begin

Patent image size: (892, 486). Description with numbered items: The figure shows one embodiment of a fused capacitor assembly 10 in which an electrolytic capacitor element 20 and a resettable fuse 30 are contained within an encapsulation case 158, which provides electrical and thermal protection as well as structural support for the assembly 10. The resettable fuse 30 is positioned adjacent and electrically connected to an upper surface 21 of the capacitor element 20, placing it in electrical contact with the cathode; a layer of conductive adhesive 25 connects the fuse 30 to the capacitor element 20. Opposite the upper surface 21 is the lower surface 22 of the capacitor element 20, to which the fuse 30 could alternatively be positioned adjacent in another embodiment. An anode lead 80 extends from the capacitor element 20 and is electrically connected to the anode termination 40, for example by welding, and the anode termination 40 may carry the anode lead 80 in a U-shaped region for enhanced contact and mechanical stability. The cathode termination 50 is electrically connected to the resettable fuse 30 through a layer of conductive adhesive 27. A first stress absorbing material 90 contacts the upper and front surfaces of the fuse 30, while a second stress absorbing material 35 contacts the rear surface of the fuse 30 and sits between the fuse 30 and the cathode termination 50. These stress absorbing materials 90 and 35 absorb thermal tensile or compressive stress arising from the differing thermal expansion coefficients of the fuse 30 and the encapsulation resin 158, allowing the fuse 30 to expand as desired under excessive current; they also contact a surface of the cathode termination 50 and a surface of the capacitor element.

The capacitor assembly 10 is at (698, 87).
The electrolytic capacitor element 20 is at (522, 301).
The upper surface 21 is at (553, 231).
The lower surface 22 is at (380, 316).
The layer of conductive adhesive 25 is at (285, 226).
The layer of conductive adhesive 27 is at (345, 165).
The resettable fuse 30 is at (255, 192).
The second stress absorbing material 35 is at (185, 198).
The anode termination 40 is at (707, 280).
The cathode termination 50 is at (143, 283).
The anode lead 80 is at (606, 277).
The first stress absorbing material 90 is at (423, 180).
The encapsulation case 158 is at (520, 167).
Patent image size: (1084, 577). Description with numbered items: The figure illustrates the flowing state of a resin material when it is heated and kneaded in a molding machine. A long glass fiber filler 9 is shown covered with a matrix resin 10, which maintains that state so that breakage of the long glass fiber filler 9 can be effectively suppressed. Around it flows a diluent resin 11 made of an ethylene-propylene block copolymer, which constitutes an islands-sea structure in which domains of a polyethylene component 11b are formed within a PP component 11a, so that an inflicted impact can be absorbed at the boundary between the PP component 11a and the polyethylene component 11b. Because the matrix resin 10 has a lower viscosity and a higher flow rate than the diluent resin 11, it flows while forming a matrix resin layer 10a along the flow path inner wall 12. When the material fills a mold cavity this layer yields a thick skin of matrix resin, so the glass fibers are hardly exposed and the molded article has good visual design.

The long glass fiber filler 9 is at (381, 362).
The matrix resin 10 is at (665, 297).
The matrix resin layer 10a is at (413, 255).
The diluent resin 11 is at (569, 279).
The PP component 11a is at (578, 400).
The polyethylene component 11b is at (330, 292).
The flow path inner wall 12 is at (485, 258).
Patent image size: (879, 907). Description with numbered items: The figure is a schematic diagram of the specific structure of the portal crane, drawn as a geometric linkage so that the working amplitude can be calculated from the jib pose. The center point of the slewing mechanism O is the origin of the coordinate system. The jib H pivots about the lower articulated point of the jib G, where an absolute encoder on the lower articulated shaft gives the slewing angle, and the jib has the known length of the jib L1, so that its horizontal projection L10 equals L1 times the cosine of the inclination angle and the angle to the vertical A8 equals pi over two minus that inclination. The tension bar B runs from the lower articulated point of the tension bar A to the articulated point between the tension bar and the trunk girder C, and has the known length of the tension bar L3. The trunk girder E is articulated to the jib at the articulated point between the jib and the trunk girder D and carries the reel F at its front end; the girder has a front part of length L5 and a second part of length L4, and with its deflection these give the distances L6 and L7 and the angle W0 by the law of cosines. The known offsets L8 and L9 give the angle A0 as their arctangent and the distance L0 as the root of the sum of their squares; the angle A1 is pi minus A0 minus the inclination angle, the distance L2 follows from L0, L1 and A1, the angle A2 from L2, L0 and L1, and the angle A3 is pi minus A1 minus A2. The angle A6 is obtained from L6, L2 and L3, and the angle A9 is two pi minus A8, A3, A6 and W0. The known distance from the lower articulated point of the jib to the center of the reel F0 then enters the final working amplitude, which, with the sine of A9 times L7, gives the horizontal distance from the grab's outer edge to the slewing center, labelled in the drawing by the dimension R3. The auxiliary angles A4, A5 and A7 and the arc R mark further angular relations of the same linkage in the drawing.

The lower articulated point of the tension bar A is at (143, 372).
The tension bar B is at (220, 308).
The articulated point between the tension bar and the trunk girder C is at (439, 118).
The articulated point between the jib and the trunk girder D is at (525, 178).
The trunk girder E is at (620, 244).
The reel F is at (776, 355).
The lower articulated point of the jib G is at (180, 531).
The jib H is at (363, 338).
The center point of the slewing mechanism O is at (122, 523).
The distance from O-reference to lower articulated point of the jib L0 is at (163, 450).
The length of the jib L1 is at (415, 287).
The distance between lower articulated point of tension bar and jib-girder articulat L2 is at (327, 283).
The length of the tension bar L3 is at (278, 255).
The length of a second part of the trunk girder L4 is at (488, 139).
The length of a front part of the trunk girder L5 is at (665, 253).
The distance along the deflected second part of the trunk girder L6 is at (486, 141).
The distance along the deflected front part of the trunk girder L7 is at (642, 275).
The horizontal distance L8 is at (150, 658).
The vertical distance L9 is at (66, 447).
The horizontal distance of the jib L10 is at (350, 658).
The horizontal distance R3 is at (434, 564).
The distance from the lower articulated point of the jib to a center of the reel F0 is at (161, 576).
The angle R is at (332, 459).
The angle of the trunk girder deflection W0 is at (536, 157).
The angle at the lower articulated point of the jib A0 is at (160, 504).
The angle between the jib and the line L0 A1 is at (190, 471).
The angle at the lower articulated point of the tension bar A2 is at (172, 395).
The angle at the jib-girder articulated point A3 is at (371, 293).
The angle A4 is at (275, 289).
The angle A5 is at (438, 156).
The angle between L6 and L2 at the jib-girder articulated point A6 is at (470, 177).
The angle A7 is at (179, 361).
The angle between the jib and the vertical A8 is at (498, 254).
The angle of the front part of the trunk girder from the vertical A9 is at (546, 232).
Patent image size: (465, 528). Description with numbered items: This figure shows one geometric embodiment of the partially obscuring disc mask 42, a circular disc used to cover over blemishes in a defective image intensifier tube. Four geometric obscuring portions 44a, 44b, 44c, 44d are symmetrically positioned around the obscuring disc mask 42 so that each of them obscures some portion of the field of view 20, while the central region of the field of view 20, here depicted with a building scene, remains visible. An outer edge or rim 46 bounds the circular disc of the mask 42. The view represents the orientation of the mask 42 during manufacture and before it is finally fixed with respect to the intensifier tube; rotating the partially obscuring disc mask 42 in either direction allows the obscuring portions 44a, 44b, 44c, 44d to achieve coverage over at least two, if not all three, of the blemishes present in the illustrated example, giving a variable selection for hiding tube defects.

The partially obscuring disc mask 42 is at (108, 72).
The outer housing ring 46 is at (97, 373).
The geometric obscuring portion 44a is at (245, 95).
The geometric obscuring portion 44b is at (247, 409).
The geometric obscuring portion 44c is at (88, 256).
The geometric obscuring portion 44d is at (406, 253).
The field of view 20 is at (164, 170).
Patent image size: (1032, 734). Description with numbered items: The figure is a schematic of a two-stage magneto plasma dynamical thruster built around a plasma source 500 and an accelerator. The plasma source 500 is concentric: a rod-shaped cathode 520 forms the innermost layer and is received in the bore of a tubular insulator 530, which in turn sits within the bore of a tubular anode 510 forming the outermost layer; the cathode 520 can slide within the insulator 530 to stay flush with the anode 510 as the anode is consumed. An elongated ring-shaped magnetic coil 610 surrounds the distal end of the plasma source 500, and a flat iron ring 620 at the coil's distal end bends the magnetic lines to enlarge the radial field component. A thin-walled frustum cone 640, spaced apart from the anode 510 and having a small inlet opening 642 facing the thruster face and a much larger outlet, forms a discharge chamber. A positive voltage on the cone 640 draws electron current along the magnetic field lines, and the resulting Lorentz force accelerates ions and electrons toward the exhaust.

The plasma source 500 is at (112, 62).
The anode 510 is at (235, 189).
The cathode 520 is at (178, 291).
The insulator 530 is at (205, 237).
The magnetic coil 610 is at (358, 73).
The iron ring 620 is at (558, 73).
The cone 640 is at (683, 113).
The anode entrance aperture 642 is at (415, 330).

end

Prompt ->
Gather each line of the rows above that contains the word "matrix".

Solution to the problem ->
Patent image size: (1084, 577). Description with numbered items: The figure illustrates the flowing state of a resin material when it is heated and kneaded in a molding machine. A long glass fiber filler 9 is shown covered with a matrix resin 10, which maintains that state so that breakage of the long glass fiber filler 9 can be effectively suppressed. Around it flows a diluent resin 11 made of an ethylene-propylene block copolymer, which constitutes an islands-sea structure in which domains of a polyethylene component 11b are formed within a PP component 11a, so that an inflicted impact can be absorbed at the boundary between the PP component 11a and the polyethylene component 11b. Because the matrix resin 10 has a lower viscosity and a higher flow rate than the diluent resin 11, it flows while forming a matrix resin layer 10a along the flow path inner wall 12. When the material fills a mold cavity this layer yields a thick skin of matrix resin, so the glass fibers are hardly exposed and the molded article has good visual design.
The matrix resin 10 is at (665, 297).
The matrix resin layer 10a is at (413, 255).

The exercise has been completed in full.